OBJECTIF VISÉ »
Reproduisez fidèlement le passage du texte sur les projets soumis aux bailleurs de fonds, en commençant à « Il y a, donc, à » et en terminant à « présentée par lui. ».

___ TEXTE À LIRE

Ce projet soumis au bailleur des fonds est un discours au vu duquel le bailleur, convaincu de la pertinence des besoins exprimés dans le domaine d'interventions qu'il a orienté, décaisse de l'argent pour atténuer tant soit peu la misère de la population au nom de laquelle le pôle structurel émet le projet. Dès la conception du projet, les animateurs du pôle qui l'érigent, demeurent assurés de gagner des dividendes si le projet est retenu. Par conséquent, le discours contenu à travers le projet contient beaucoup de distorsions amplifiantes. Il a pour rôle d'émotionner le bailleur des fonds. Il s'agit, donc, des discours archémiques modernisateurs à l'égard des populations dites bénéficiaires. Les animateurs des associations de développement, au sein de Ngweshe, parlent plus pour eux-mêmes que pour la population dite cible.

Il y a, donc, à travers ces discours une fonction latente non connue et non voulue tant par les bailleurs des fonds que par la population. Ces discours disposent aussi d'un caractère endormant, car le pôle structurel s'exprime en termes et concepts visant à amener les bailleurs des fonds à s'apitoyer sur la question sociale présentée par lui.

______
___ LIGNES

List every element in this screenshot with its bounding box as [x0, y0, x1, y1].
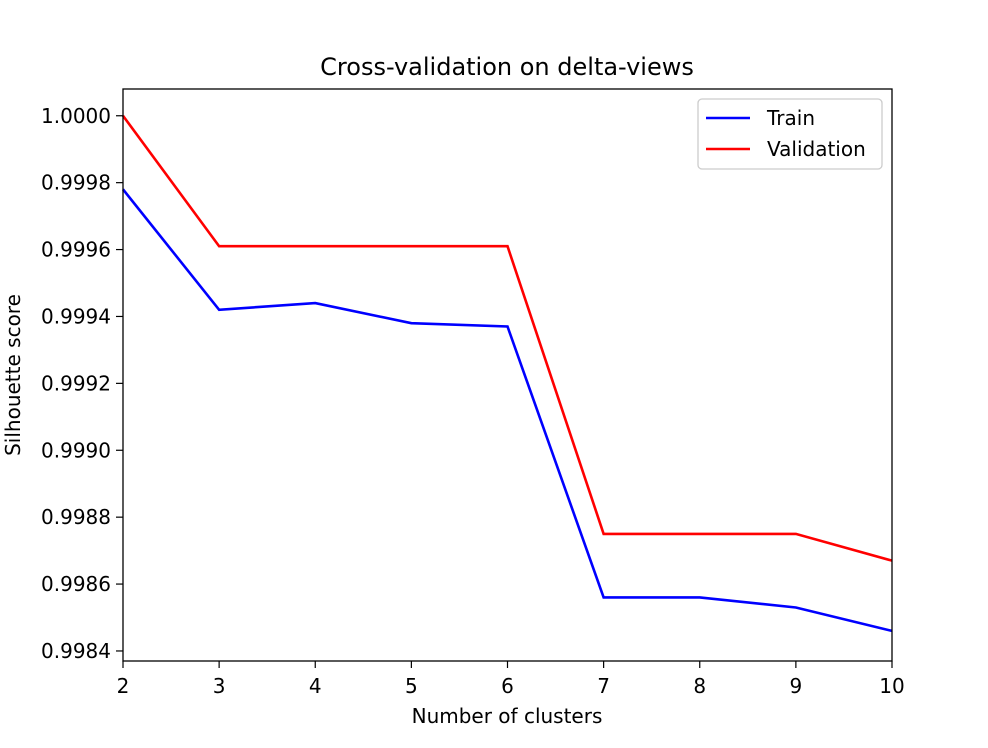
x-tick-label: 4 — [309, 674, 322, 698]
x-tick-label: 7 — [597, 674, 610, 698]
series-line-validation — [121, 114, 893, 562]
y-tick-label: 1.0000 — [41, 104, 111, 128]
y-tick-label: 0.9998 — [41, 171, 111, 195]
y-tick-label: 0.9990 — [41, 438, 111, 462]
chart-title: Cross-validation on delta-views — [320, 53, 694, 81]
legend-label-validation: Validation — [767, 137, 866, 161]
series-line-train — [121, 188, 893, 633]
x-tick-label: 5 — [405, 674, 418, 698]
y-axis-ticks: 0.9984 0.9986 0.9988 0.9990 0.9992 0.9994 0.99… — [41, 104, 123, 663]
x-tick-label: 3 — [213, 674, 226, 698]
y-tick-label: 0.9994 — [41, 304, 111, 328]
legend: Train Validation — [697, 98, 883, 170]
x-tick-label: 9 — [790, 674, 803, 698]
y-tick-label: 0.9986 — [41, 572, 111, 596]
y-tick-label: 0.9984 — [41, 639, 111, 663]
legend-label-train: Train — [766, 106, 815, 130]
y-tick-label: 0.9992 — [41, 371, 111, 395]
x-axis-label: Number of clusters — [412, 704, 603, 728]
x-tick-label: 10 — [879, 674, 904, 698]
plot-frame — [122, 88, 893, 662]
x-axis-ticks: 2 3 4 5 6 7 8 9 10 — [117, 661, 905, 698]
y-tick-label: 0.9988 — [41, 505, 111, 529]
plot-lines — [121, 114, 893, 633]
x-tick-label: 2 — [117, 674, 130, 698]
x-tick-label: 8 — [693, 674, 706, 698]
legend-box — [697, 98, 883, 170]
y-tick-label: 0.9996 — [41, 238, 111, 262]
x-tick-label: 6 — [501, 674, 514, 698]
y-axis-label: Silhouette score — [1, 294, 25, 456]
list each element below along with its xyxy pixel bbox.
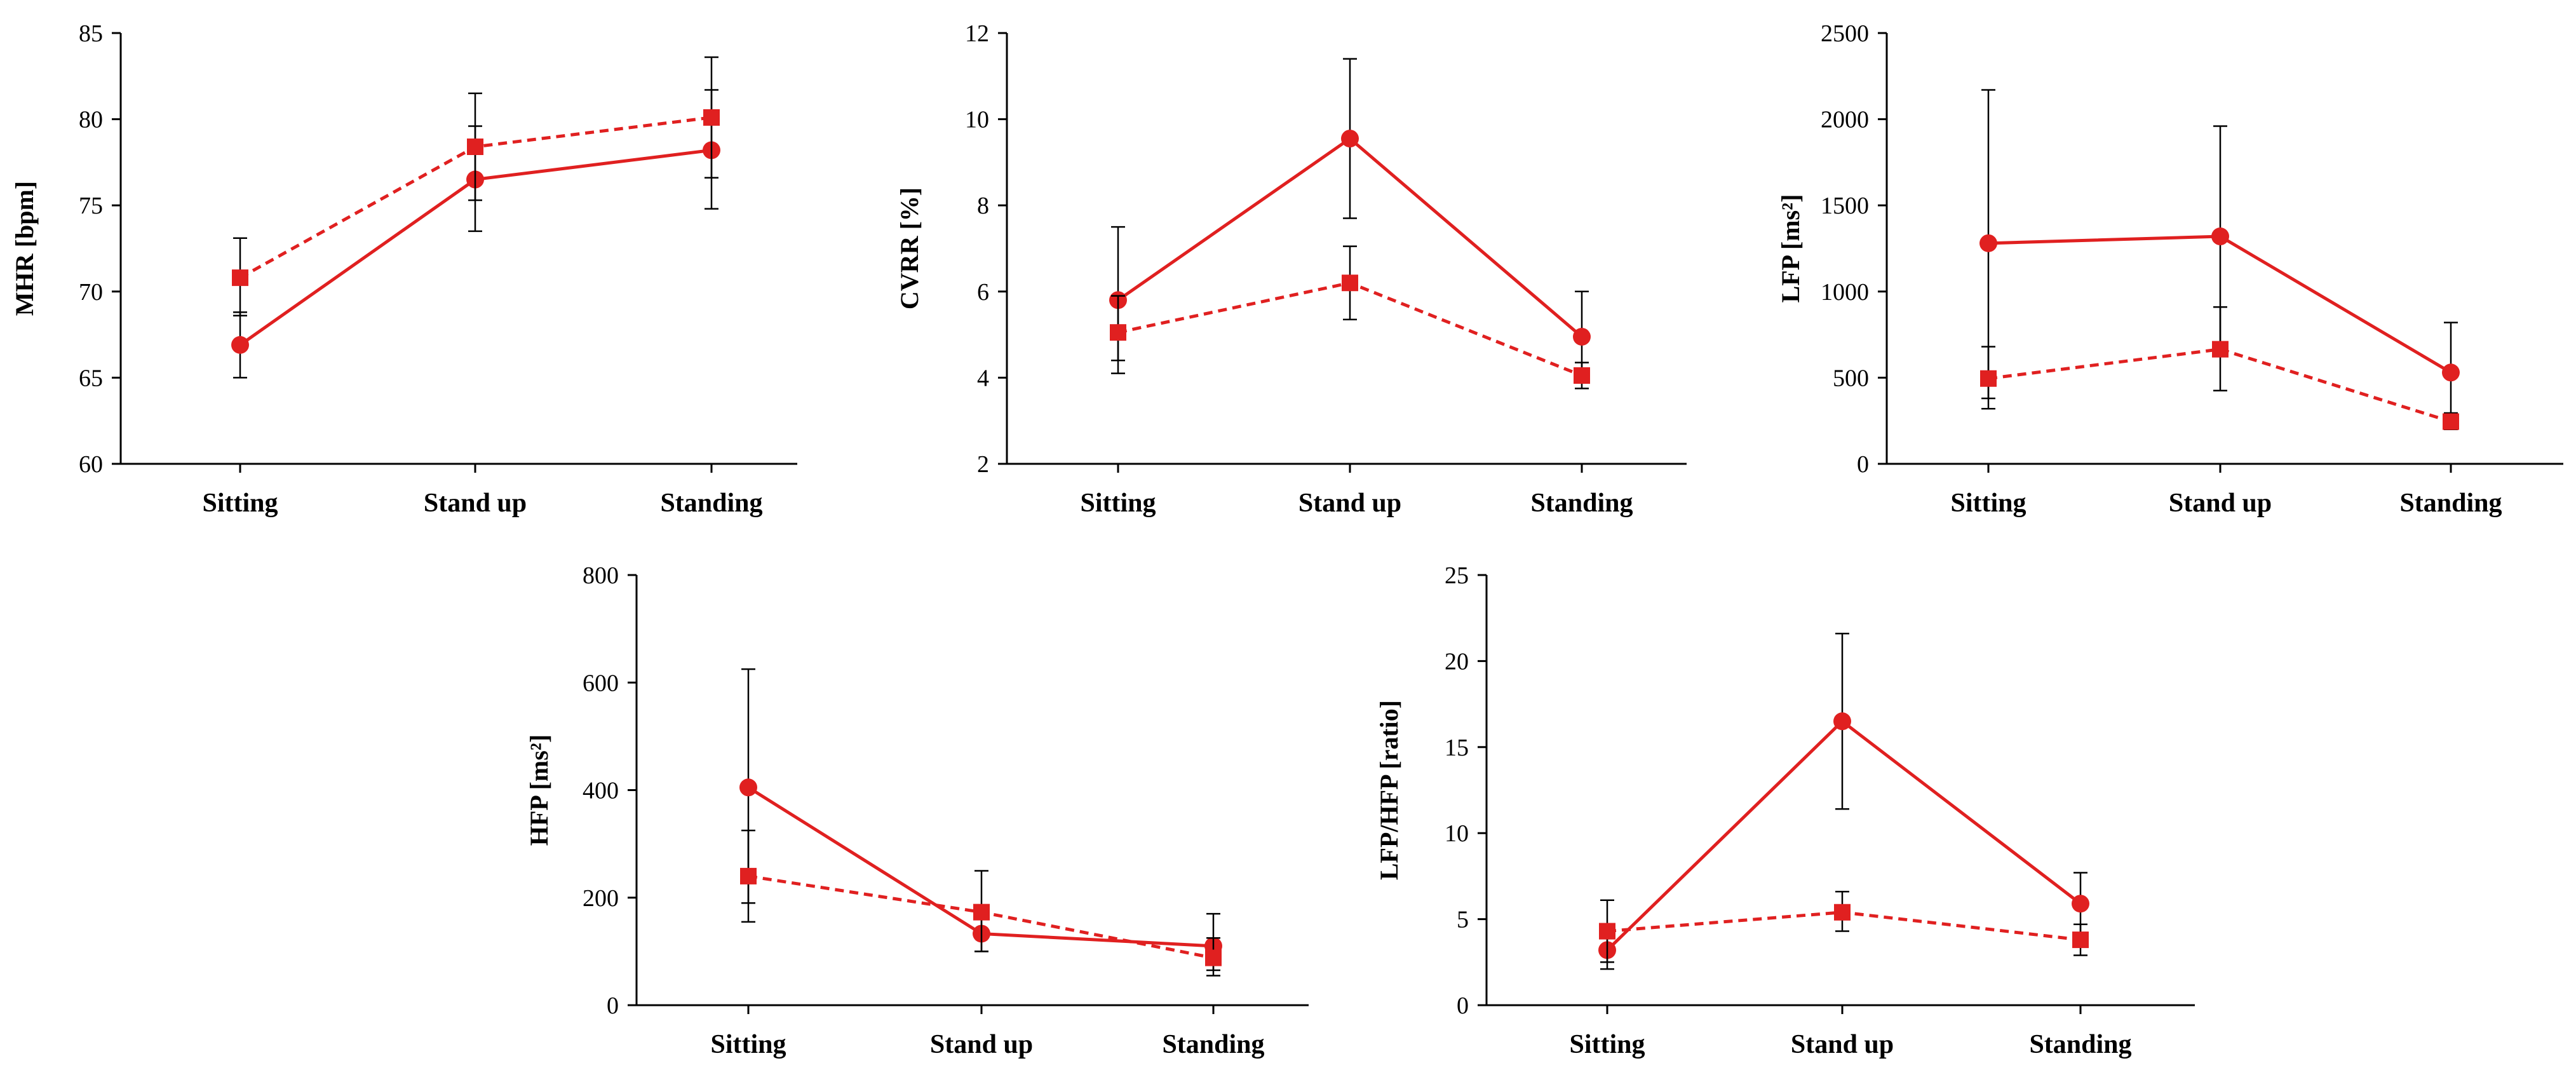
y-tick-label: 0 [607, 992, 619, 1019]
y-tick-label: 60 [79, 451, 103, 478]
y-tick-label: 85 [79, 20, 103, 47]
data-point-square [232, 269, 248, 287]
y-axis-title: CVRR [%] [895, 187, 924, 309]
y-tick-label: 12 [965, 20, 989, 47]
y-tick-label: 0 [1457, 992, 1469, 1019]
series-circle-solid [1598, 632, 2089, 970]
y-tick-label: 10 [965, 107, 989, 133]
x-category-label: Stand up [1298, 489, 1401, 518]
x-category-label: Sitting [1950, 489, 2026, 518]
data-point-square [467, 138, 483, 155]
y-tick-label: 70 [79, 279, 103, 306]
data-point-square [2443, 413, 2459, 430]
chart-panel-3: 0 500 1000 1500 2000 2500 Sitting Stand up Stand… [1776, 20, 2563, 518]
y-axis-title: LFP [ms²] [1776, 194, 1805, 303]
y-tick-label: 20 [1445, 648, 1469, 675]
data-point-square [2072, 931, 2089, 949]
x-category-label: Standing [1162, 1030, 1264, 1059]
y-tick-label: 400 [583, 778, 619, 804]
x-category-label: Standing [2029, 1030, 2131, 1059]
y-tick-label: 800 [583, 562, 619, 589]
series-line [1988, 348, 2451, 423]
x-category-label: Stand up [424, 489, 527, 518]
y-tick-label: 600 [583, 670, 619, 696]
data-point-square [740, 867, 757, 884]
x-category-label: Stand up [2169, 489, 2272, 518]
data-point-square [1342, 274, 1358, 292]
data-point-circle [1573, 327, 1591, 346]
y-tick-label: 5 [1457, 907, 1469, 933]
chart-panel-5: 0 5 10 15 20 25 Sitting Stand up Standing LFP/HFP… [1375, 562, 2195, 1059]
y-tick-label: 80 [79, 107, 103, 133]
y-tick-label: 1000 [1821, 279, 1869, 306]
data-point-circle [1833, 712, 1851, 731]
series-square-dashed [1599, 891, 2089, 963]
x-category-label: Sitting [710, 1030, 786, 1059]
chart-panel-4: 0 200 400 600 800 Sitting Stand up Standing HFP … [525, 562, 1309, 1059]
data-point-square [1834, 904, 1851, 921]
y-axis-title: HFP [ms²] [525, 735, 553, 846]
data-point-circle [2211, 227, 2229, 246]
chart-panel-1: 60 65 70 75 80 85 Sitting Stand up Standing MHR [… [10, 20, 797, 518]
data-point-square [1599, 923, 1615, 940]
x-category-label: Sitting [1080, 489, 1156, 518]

______

EXERCICE TERMINÉ »
Il y a, donc, à travers ces discours une fonction latente non connue et non voulue tant par les bailleurs des fonds que par la population. Ces discours disposent aussi d'un caractère endormant, car le pôle structurel s'exprime en termes et concepts visant à amener les bailleurs des fonds à s'apitoyer sur la question sociale présentée par lui.